# What is required:
Each record below should appear again exactly as written.

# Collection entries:

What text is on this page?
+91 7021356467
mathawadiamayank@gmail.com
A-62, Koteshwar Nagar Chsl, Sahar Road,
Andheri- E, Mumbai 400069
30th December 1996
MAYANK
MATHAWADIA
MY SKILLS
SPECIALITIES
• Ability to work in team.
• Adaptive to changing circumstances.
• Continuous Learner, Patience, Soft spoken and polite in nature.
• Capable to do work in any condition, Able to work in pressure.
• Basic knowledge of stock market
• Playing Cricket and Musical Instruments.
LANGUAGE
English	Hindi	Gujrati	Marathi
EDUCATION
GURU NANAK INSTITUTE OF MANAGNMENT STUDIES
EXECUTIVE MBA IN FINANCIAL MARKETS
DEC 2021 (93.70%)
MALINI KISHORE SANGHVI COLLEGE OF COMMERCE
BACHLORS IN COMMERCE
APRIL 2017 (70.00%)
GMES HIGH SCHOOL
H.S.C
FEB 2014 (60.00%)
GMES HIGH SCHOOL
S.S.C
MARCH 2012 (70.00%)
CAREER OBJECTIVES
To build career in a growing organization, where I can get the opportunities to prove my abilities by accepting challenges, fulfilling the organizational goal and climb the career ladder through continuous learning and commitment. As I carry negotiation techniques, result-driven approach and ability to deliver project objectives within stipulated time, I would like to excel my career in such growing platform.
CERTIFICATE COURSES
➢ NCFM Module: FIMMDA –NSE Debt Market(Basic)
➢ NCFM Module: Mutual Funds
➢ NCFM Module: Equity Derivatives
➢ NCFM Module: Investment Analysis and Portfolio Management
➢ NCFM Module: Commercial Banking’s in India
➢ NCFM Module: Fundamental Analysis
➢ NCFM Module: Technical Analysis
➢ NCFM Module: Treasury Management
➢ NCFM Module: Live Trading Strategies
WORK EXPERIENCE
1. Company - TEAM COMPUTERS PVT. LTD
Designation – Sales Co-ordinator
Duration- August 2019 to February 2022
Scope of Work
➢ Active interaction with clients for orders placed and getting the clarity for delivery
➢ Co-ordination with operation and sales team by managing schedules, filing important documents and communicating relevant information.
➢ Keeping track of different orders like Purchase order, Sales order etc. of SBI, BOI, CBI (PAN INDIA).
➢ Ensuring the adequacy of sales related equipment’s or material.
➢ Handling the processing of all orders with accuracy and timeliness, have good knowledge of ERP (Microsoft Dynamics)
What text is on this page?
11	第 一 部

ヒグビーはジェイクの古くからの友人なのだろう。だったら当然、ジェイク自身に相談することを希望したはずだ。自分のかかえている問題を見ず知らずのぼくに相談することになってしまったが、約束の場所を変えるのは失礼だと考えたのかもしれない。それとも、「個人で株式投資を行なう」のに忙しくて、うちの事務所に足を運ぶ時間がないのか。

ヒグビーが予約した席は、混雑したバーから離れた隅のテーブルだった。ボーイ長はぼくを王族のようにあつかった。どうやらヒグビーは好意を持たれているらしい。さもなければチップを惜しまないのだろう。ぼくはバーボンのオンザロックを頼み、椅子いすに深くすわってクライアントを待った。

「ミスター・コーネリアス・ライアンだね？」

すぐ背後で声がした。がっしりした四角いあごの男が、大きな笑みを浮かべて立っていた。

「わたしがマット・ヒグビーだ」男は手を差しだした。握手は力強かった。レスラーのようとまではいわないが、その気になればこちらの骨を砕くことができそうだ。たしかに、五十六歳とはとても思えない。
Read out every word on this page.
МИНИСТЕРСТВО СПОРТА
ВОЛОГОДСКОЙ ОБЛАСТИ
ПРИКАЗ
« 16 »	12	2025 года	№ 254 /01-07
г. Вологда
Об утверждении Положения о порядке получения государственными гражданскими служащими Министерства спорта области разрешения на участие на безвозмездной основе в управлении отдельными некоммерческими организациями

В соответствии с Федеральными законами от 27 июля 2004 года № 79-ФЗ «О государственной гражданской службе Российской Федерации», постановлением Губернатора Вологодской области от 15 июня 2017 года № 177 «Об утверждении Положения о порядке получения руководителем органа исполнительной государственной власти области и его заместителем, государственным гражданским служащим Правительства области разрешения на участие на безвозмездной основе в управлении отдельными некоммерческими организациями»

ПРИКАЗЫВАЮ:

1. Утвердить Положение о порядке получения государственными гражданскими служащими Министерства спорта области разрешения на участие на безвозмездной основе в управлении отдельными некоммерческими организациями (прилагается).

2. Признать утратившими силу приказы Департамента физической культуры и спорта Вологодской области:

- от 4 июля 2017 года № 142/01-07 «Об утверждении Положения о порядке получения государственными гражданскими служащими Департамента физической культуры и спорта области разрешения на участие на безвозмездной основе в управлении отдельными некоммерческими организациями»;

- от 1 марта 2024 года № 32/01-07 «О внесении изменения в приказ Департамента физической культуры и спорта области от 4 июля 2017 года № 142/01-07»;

# The response:
What text is on this page?
+91 7021356467
mathawadiamayank@gmail.com
A-62, Koteshwar Nagar Chsl, Sahar Road,
Andheri- E, Mumbai 400069
30th December 1996
MAYANK
MATHAWADIA
MY SKILLS
SPECIALITIES
• Ability to work in team.
• Adaptive to changing circumstances.
• Continuous Learner, Patience, Soft spoken and polite in nature.
• Capable to do work in any condition, Able to work in pressure.
• Basic knowledge of stock market
• Playing Cricket and Musical Instruments.
LANGUAGE
English	Hindi	Gujrati	Marathi
EDUCATION
GURU NANAK INSTITUTE OF MANAGNMENT STUDIES
EXECUTIVE MBA IN FINANCIAL MARKETS
DEC 2021 (93.70%)
MALINI KISHORE SANGHVI COLLEGE OF COMMERCE
BACHLORS IN COMMERCE
APRIL 2017 (70.00%)
GMES HIGH SCHOOL
H.S.C
FEB 2014 (60.00%)
GMES HIGH SCHOOL
S.S.C
MARCH 2012 (70.00%)
CAREER OBJECTIVES
To build career in a growing organization, where I can get the opportunities to prove my abilities by accepting challenges, fulfilling the organizational goal and climb the career ladder through continuous learning and commitment. As I carry negotiation techniques, result-driven approach and ability to deliver project objectives within stipulated time, I would like to excel my career in such growing platform.
CERTIFICATE COURSES
➢ NCFM Module: FIMMDA –NSE Debt Market(Basic)
➢ NCFM Module: Mutual Funds
➢ NCFM Module: Equity Derivatives
➢ NCFM Module: Investment Analysis and Portfolio Management
➢ NCFM Module: Commercial Banking’s in India
➢ NCFM Module: Fundamental Analysis
➢ NCFM Module: Technical Analysis
➢ NCFM Module: Treasury Management
➢ NCFM Module: Live Trading Strategies
WORK EXPERIENCE
1. Company - TEAM COMPUTERS PVT. LTD
Designation – Sales Co-ordinator
Duration- August 2019 to February 2022
Scope of Work
➢ Active interaction with clients for orders placed and getting the clarity for delivery
➢ Co-ordination with operation and sales team by managing schedules, filing important documents and communicating relevant information.
➢ Keeping track of different orders like Purchase order, Sales order etc. of SBI, BOI, CBI (PAN INDIA).
➢ Ensuring the adequacy of sales related equipment’s or material.
➢ Handling the processing of all orders with accuracy and timeliness, have good knowledge of ERP (Microsoft Dynamics)
What text is on this page?
11	第 一 部

ヒグビーはジェイクの古くからの友人なのだろう。だったら当然、ジェイク自身に相談することを希望したはずだ。自分のかかえている問題を見ず知らずのぼくに相談することになってしまったが、約束の場所を変えるのは失礼だと考えたのかもしれない。それとも、「個人で株式投資を行なう」のに忙しくて、うちの事務所に足を運ぶ時間がないのか。

ヒグビーが予約した席は、混雑したバーから離れた隅のテーブルだった。ボーイ長はぼくを王族のようにあつかった。どうやらヒグビーは好意を持たれているらしい。さもなければチップを惜しまないのだろう。ぼくはバーボンのオンザロックを頼み、椅子いすに深くすわってクライアントを待った。

「ミスター・コーネリアス・ライアンだね？」

すぐ背後で声がした。がっしりした四角いあごの男が、大きな笑みを浮かべて立っていた。

「わたしがマット・ヒグビーだ」男は手を差しだした。握手は力強かった。レスラーのようとまではいわないが、その気になればこちらの骨を砕くことができそうだ。たしかに、五十六歳とはとても思えない。
Read out every word on this page.
МИНИСТЕРСТВО СПОРТА
ВОЛОГОДСКОЙ ОБЛАСТИ
ПРИКАЗ
« 16 »	12	2025 года	№ 254 /01-07
г. Вологда
Об утверждении Положения о порядке получения государственными гражданскими служащими Министерства спорта области разрешения на участие на безвозмездной основе в управлении отдельными некоммерческими организациями

В соответствии с Федеральными законами от 27 июля 2004 года № 79-ФЗ «О государственной гражданской службе Российской Федерации», постановлением Губернатора Вологодской области от 15 июня 2017 года № 177 «Об утверждении Положения о порядке получения руководителем органа исполнительной государственной власти области и его заместителем, государственным гражданским служащим Правительства области разрешения на участие на безвозмездной основе в управлении отдельными некоммерческими организациями»

ПРИКАЗЫВАЮ:

1. Утвердить Положение о порядке получения государственными гражданскими служащими Министерства спорта области разрешения на участие на безвозмездной основе в управлении отдельными некоммерческими организациями (прилагается).

2. Признать утратившими силу приказы Департамента физической культуры и спорта Вологодской области:

- от 4 июля 2017 года № 142/01-07 «Об утверждении Положения о порядке получения государственными гражданскими служащими Департамента физической культуры и спорта области разрешения на участие на безвозмездной основе в управлении отдельными некоммерческими организациями»;

- от 1 марта 2024 года № 32/01-07 «О внесении изменения в приказ Департамента физической культуры и спорта области от 4 июля 2017 года № 142/01-07»;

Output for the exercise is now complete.